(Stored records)
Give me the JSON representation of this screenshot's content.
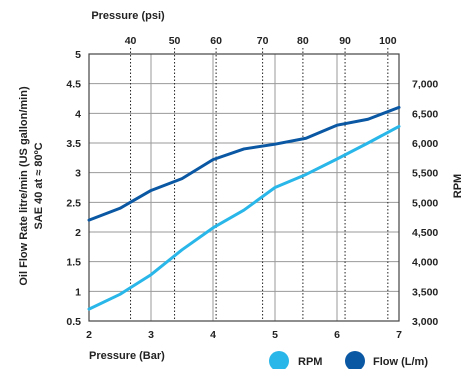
{
  "chart_data": {
    "type": "line",
    "top_axis": {
      "label": "Pressure (psi)",
      "ticks": [
        40,
        50,
        60,
        70,
        80,
        90,
        100
      ],
      "tick_positions_bar": [
        2.67,
        3.38,
        4.05,
        4.8,
        5.45,
        6.13,
        6.82
      ]
    },
    "x_axis": {
      "label": "Pressure (Bar)",
      "range": [
        2,
        7
      ],
      "ticks": [
        2,
        3,
        4,
        5,
        6,
        7
      ]
    },
    "y_left": {
      "label_line1": "Oil Flow Rate litre/min (US gallon/min)",
      "label_line2": "SAE 40 at ≈ 80ºC",
      "range": [
        0.5,
        5
      ],
      "ticks": [
        0.5,
        1,
        1.5,
        2,
        2.5,
        3,
        3.5,
        4,
        4.5,
        5
      ]
    },
    "y_right": {
      "label": "RPM",
      "range": [
        3000,
        7500
      ],
      "ticks": [
        3000,
        3500,
        4000,
        4500,
        5000,
        5500,
        6000,
        6500,
        7000
      ],
      "tick_labels": [
        "3,000",
        "3,500",
        "4,000",
        "4,500",
        "5,000",
        "5,500",
        "6,000",
        "6,500",
        "7,000"
      ]
    },
    "grid": true,
    "series": [
      {
        "name": "RPM",
        "axis": "left",
        "color": "#29b6e8",
        "x": [
          2.0,
          2.5,
          3.0,
          3.5,
          4.0,
          4.5,
          5.0,
          5.5,
          6.0,
          6.5,
          7.0
        ],
        "y": [
          0.7,
          0.95,
          1.28,
          1.7,
          2.07,
          2.37,
          2.75,
          2.97,
          3.23,
          3.5,
          3.78
        ]
      },
      {
        "name": "Flow (L/m)",
        "axis": "left",
        "color": "#0a57a3",
        "x": [
          2.0,
          2.5,
          3.0,
          3.5,
          4.0,
          4.5,
          5.0,
          5.5,
          6.0,
          6.5,
          7.0
        ],
        "y": [
          2.2,
          2.4,
          2.7,
          2.9,
          3.22,
          3.4,
          3.48,
          3.58,
          3.8,
          3.9,
          4.1
        ]
      }
    ],
    "legend_position": "bottom-right"
  }
}
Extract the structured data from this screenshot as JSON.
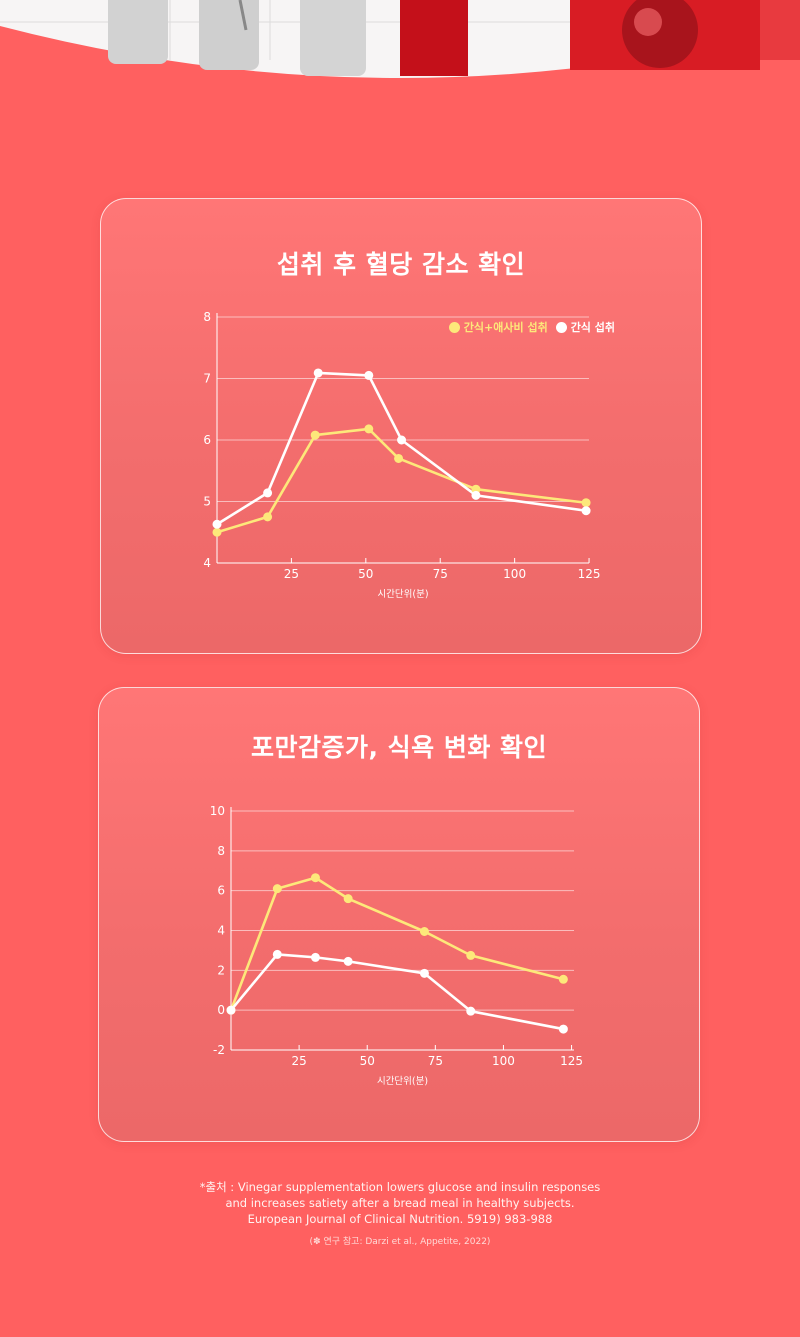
{
  "colors": {
    "background": "#ff6060",
    "series_yellow": "#fde87a",
    "series_white": "#ffffff"
  },
  "chart_data": [
    {
      "type": "line",
      "title": "섭취 후 혈당 감소 확인",
      "xlabel": "시간단위(분)",
      "ylabel": "",
      "xlim": [
        0,
        127
      ],
      "ylim": [
        4,
        8
      ],
      "xticks": [
        25,
        50,
        75,
        100,
        125
      ],
      "yticks": [
        4,
        5,
        6,
        7,
        8
      ],
      "grid": true,
      "legend": "top-right",
      "series": [
        {
          "name": "간식+애사비 섭취",
          "color": "#fde87a",
          "points": [
            [
              0,
              4.5
            ],
            [
              17,
              4.75
            ],
            [
              33,
              6.08
            ],
            [
              51,
              6.18
            ],
            [
              61,
              5.7
            ],
            [
              87,
              5.2
            ],
            [
              124,
              4.98
            ]
          ]
        },
        {
          "name": "간식 섭취",
          "color": "#ffffff",
          "points": [
            [
              0,
              4.63
            ],
            [
              17,
              5.14
            ],
            [
              34,
              7.09
            ],
            [
              51,
              7.05
            ],
            [
              62,
              6.0
            ],
            [
              87,
              5.1
            ],
            [
              124,
              4.85
            ]
          ]
        }
      ]
    },
    {
      "type": "line",
      "title": "포만감증가, 식욕 변화 확인",
      "xlabel": "시간단위(분)",
      "ylabel": "",
      "xlim": [
        0,
        127
      ],
      "ylim": [
        -2,
        10
      ],
      "xticks": [
        25,
        50,
        75,
        100,
        125
      ],
      "yticks": [
        -2,
        0,
        2,
        4,
        6,
        8,
        10
      ],
      "grid": true,
      "series": [
        {
          "color": "#fde87a",
          "points": [
            [
              0,
              0
            ],
            [
              17,
              6.1
            ],
            [
              31,
              6.65
            ],
            [
              43,
              5.6
            ],
            [
              71,
              3.95
            ],
            [
              88,
              2.75
            ],
            [
              122,
              1.55
            ]
          ]
        },
        {
          "color": "#ffffff",
          "points": [
            [
              0,
              0
            ],
            [
              17,
              2.8
            ],
            [
              31,
              2.65
            ],
            [
              43,
              2.45
            ],
            [
              71,
              1.85
            ],
            [
              88,
              -0.05
            ],
            [
              122,
              -0.95
            ]
          ]
        }
      ]
    }
  ],
  "source": {
    "line1": "*출처 : Vinegar supplementation lowers glucose and insulin responses",
    "line2": "and increases satiety after a bread meal in healthy subjects.",
    "line3": "European Journal of Clinical Nutrition. 5919) 983-988",
    "reference": "(✽ 연구 참고: Darzi et al., Appetite, 2022)"
  }
}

[Exercise prompt] Quote all the lines above exactly as given. Do not include the pictures.

[Written response]
Give me the JSON representation of this screenshot's content.
{
  "chart_data": {
    "type": "line",
    "top_axis": {
      "label": "Pressure (psi)",
      "ticks": [
        40,
        50,
        60,
        70,
        80,
        90,
        100
      ],
      "tick_positions_bar": [
        2.67,
        3.38,
        4.05,
        4.8,
        5.45,
        6.13,
        6.82
      ]
    },
    "x_axis": {
      "label": "Pressure (Bar)",
      "range": [
        2,
        7
      ],
      "ticks": [
        2,
        3,
        4,
        5,
        6,
        7
      ]
    },
    "y_left": {
      "label_line1": "Oil Flow Rate litre/min (US gallon/min)",
      "label_line2": "SAE 40 at ≈ 80ºC",
      "range": [
        0.5,
        5
      ],
      "ticks": [
        0.5,
        1,
        1.5,
        2,
        2.5,
        3,
        3.5,
        4,
        4.5,
        5
      ]
    },
    "y_right": {
      "label": "RPM",
      "range": [
        3000,
        7500
      ],
      "ticks": [
        3000,
        3500,
        4000,
        4500,
        5000,
        5500,
        6000,
        6500,
        7000
      ],
      "tick_labels": [
        "3,000",
        "3,500",
        "4,000",
        "4,500",
        "5,000",
        "5,500",
        "6,000",
        "6,500",
        "7,000"
      ]
    },
    "grid": true,
    "series": [
      {
        "name": "RPM",
        "axis": "left",
        "color": "#29b6e8",
        "x": [
          2.0,
          2.5,
          3.0,
          3.5,
          4.0,
          4.5,
          5.0,
          5.5,
          6.0,
          6.5,
          7.0
        ],
        "y": [
          0.7,
          0.95,
          1.28,
          1.7,
          2.07,
          2.37,
          2.75,
          2.97,
          3.23,
          3.5,
          3.78
        ]
      },
      {
        "name": "Flow (L/m)",
        "axis": "left",
        "color": "#0a57a3",
        "x": [
          2.0,
          2.5,
          3.0,
          3.5,
          4.0,
          4.5,
          5.0,
          5.5,
          6.0,
          6.5,
          7.0
        ],
        "y": [
          2.2,
          2.4,
          2.7,
          2.9,
          3.22,
          3.4,
          3.48,
          3.58,
          3.8,
          3.9,
          4.1
        ]
      }
    ],
    "legend_position": "bottom-right"
  }
}
Extract the structured data from this screenshot as JSON.
{
  "colors": {
    "background": "#ff6060",
    "series_yellow": "#fde87a",
    "series_white": "#ffffff"
  },
  "chart_data": [
    {
      "type": "line",
      "title": "섭취 후 혈당 감소 확인",
      "xlabel": "시간단위(분)",
      "ylabel": "",
      "xlim": [
        0,
        127
      ],
      "ylim": [
        4,
        8
      ],
      "xticks": [
        25,
        50,
        75,
        100,
        125
      ],
      "yticks": [
        4,
        5,
        6,
        7,
        8
      ],
      "grid": true,
      "legend": "top-right",
      "series": [
        {
          "name": "간식+애사비 섭취",
          "color": "#fde87a",
          "points": [
            [
              0,
              4.5
            ],
            [
              17,
              4.75
            ],
            [
              33,
              6.08
            ],
            [
              51,
              6.18
            ],
            [
              61,
              5.7
            ],
            [
              87,
              5.2
            ],
            [
              124,
              4.98
            ]
          ]
        },
        {
          "name": "간식 섭취",
          "color": "#ffffff",
          "points": [
            [
              0,
              4.63
            ],
            [
              17,
              5.14
            ],
            [
              34,
              7.09
            ],
            [
              51,
              7.05
            ],
            [
              62,
              6.0
            ],
            [
              87,
              5.1
            ],
            [
              124,
              4.85
            ]
          ]
        }
      ]
    },
    {
      "type": "line",
      "title": "포만감증가, 식욕 변화 확인",
      "xlabel": "시간단위(분)",
      "ylabel": "",
      "xlim": [
        0,
        127
      ],
      "ylim": [
        -2,
        10
      ],
      "xticks": [
        25,
        50,
        75,
        100,
        125
      ],
      "yticks": [
        -2,
        0,
        2,
        4,
        6,
        8,
        10
      ],
      "grid": true,
      "series": [
        {
          "color": "#fde87a",
          "points": [
            [
              0,
              0
            ],
            [
              17,
              6.1
            ],
            [
              31,
              6.65
            ],
            [
              43,
              5.6
            ],
            [
              71,
              3.95
            ],
            [
              88,
              2.75
            ],
            [
              122,
              1.55
            ]
          ]
        },
        {
          "color": "#ffffff",
          "points": [
            [
              0,
              0
            ],
            [
              17,
              2.8
            ],
            [
              31,
              2.65
            ],
            [
              43,
              2.45
            ],
            [
              71,
              1.85
            ],
            [
              88,
              -0.05
            ],
            [
              122,
              -0.95
            ]
          ]
        }
      ]
    }
  ],
  "source": {
    "line1": "*출처 : Vinegar supplementation lowers glucose and insulin responses",
    "line2": "and increases satiety after a bread meal in healthy subjects.",
    "line3": "European Journal of Clinical Nutrition. 5919) 983-988",
    "reference": "(✽ 연구 참고: Darzi et al., Appetite, 2022)"
  }
}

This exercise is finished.